Hay aquí una clara diferencia entre la intuición -y la finalidad- erótica de Delmira Agustini y el alcance amoroso de los místicos. Un movimiento casi animal16 lleva a la poetisa uruguaya a la sumisión y a la entrega amatoria, pero en las cuales el cuerpo se afinca cada vez más a la tierra sustentadora. Es el mismo camino que en la mística, pero con anhelos totalmente distintos: en un caso intentar la entrega total en un rapto de desasimiento; en otro, la renuncia -y la búsqueda- de la arcilla enamorada17. Hay un pasaje -entre muchos- de Santa Teresa que ilumina claramente toda esta experiencia; cuenta la Santa: «Muchas vezes me dexava el cuerpo tan ligero, que toda la pesadumbre dél me quitava, y algunas era tanto, que casi no entendía poner los pies en el suelo... Pues quedo está en el arrobamiento, el cuerpo queda muerto, sin poner nada de si muchas veces... Porque, aunque pocas veces se pierde el sentido, algunas me ha acaecido a mi perderle, del todo pocas, y poco rato: mas lo ordinario es que se turba, y aunque no puede hacer nada de sí, quanto a lo exterior, no deja de entender, y oir como cosa de lexos...»18 Frente a este desasirse, la entrega en Delmira Agustini no libera de la carne:


Yo no quiero más vida que tu vida,
Son en ti los supremos elementos;
¡Déjame bajo el cielo de tu alma,
En la cálida tierra de tu cuerpo!19

Y desde aquí ya


Para sus buitres en mi carne entrego
todo un enjambre de palomas rosas.20

Como en los místicos, las dos velas arrimadas: llegan a arder con una sola llama. Esta poesía llamada alguna vez fisiológica, se mueve con los mismos anhelos: llegar a través del amor hacia una fusión total y acercarse, por ella, a la divinidad; bien es verdad que la manifestación formal no es precisamente ortodoxa:


Luego será mi carne en la vuestra perdida...
Luego será mi alma en la vuestra diluida...
Luego será la gloria... y, ¡seremos un dios!21

Desde aquí, en la fusión amorosa, ya no quedan más que dos posibilidades: la perpetuación del instante o su total aniquilamiento. En un caso, la plenitud de amor, la exultante alegría, el júbilo incontenible:


Si la vida es amor, ¡bendita sea!
¡Quiero más vida para amar!22

En otro, destruido el hedonismo anterior, fracasado el ensueño, rota la eternidad esperada23, la huida hacia la muerte como única posibilidad de posesión:



La intensa realidad de un sueño lúgubre
Puso en mis manos tu cabeza muerta;
Yo la apresaba como hambriento buitre...
Y con más alma que en la Vida, trémula,
¡Lo sonreía como nadie nunca!...
¡Era tan mía cuando estaba muerta!

Hoy la he visto en la Vida, bella, impávida
Como un triunfo estatuario, tu cabeza.

> **Reto 1**
Responde según el fragmento sobre Delmira Agustini:
(a) ¿De qué nacionalidad es la poetisa?
(b) ¿Qué calificativo recibió alguna vez esta poesía?
(c) ¿Qué dos posibilidades quedan en la fusión amorosa?
> **Reto 2**
Prosigue el fragmento sobre Delmira Agustini a partir de su último verso.

> **Bloque de datos**

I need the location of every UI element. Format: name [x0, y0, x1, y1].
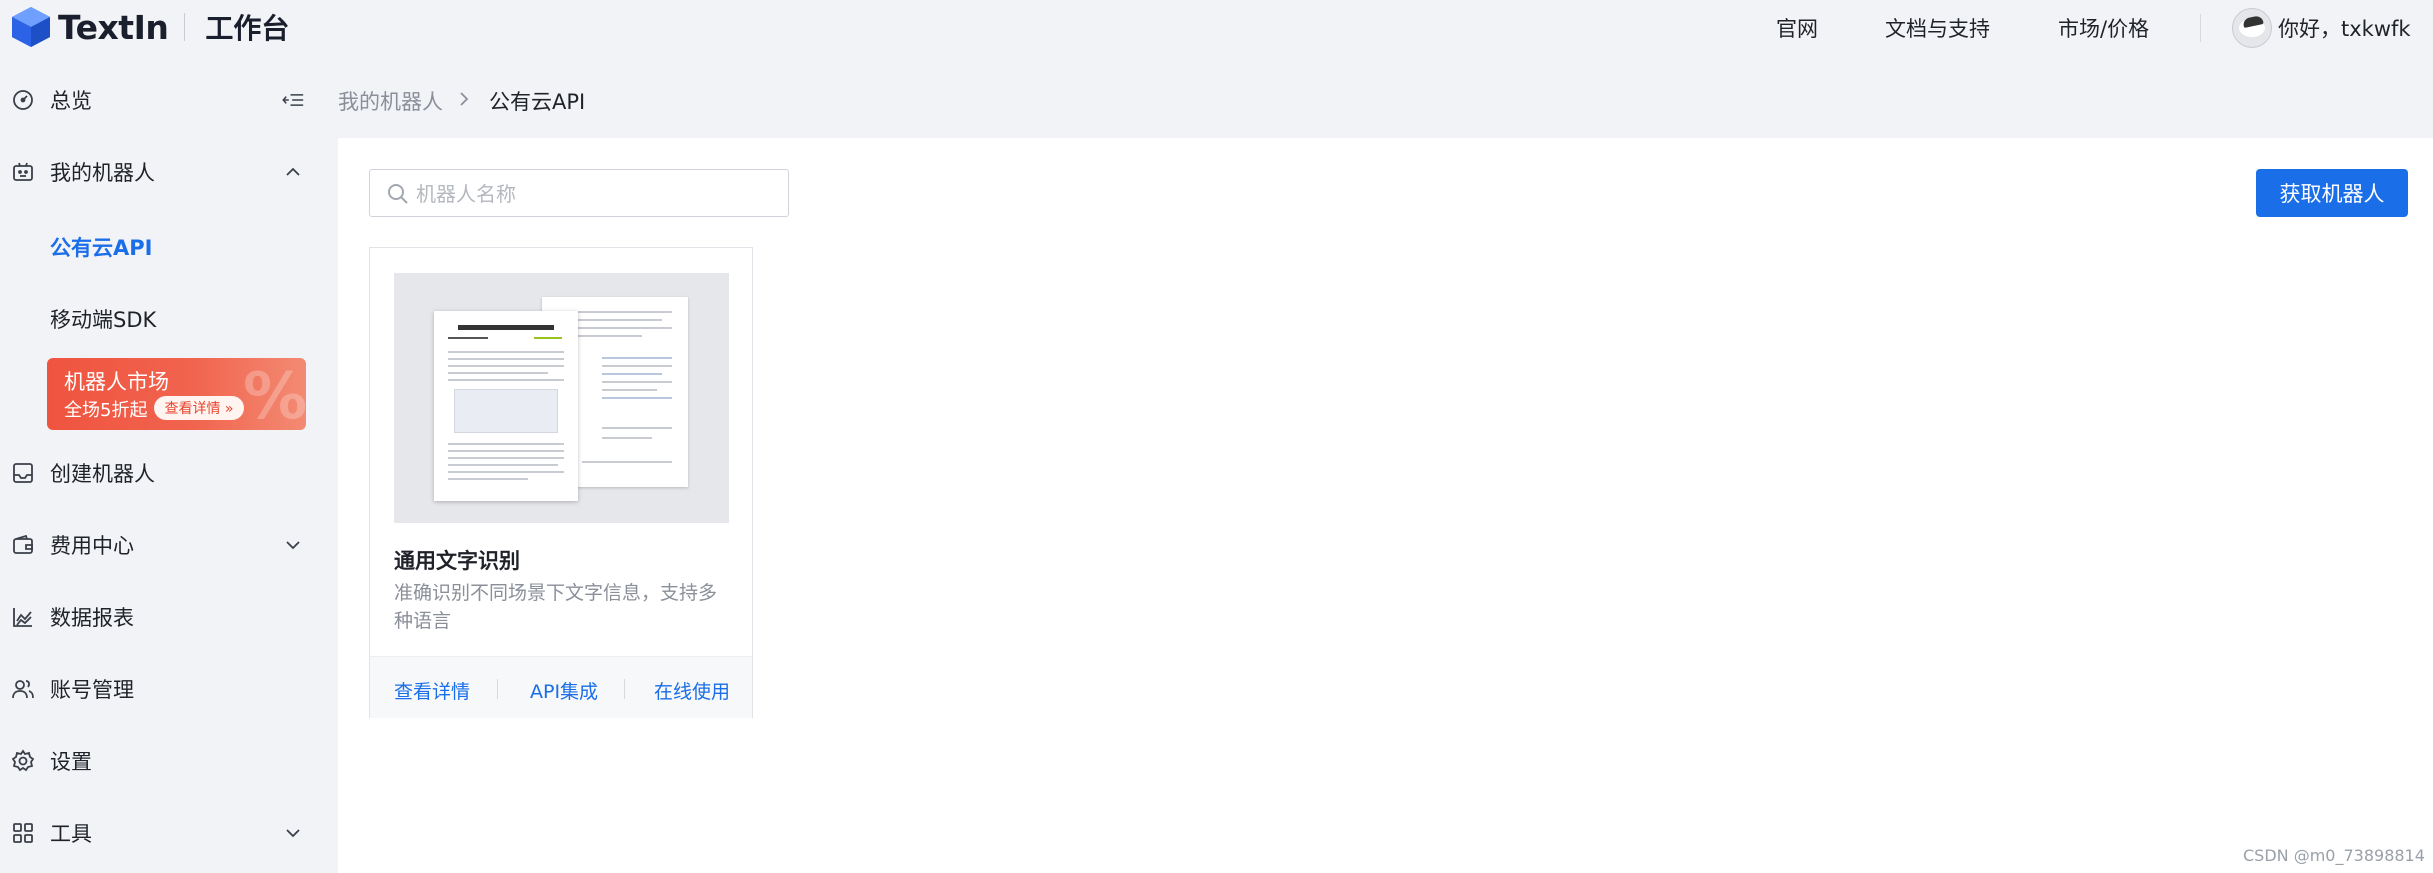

> **Resultado 1**
(a) Es uruguaya.
(b) Fue llamada fisiológica.
(c) La perpetuación del instante o su total aniquilamiento.

> **Resultado 2**
Más frío me dió así que en el idilio
Fúnebre aquél, al estrecharla muerta...
¡Y así la lloro hasta agotar mi vida...
Así tan viva cuanto me es ajena!24

Hasta aquí se puede seguir una clara transposición de las tres vías que conocieron los místicos. Sin embargo, toda esa teoría amatoria estaba montada sobre un mundo dúplice: el del amado y el de la amante. Pero mientras para los místicos la vacilación es la marcha del alma y Dios, el sumo amor, la segura espera, el total consuelo, en la poesía erótica de Delmira hay una inversión de estos elementos: el amor sigue un camino firme hacia el objeto amado, que -una y otra vez- escapa a la aprehensión. Aquí tenemos -ya- un elemento básico para caracterizar esta poesía: poesía real en cuanto a unos datos -el alma apasionada-, poesía irreal en cuanto a su fin -la incierta correspondencia-. A mi ver, esto importa mucho: porque mientras los místicos emprenden su camino con la seguridad de unos bienes perdurables, el amor en la poesía humana lo comienza con la problemática del logro y, entonces, para salvar el fin, se va asiendo a cada una de las realidades que encuentra, se pierde en cada uno de los pasos de su progresión. Hay, pues, en esta poesía, dos elementos claramente cognoscibles: uno, la ensoñación buscada; otro, la verdad real. Por eso se explica con nitidez la aparente oposición.

En efecto, la incertidumbre de una correspondencia amorosa e incluso la creación metafísica del amado, hace que la poetisa se encariñe con su propia criatura; esto es, le de vida en un plano extrarreal o irracional como antes he señalado. Para que sus sentimientos amorosos tengan realidad, es preciso buscarles una posibilidad de hacerse y, entonces, todo este mundo intuido se convierte en una verdad ensoñada: la vida es ensueño. «Yo ya muero de vivir y soñar»25. Ideal, suavemente acariciado, que se manifiesta en cada uno de sus momentos poéticos, ya sea en la intuición cósmica26 ya sea en la proximidad del amado27 .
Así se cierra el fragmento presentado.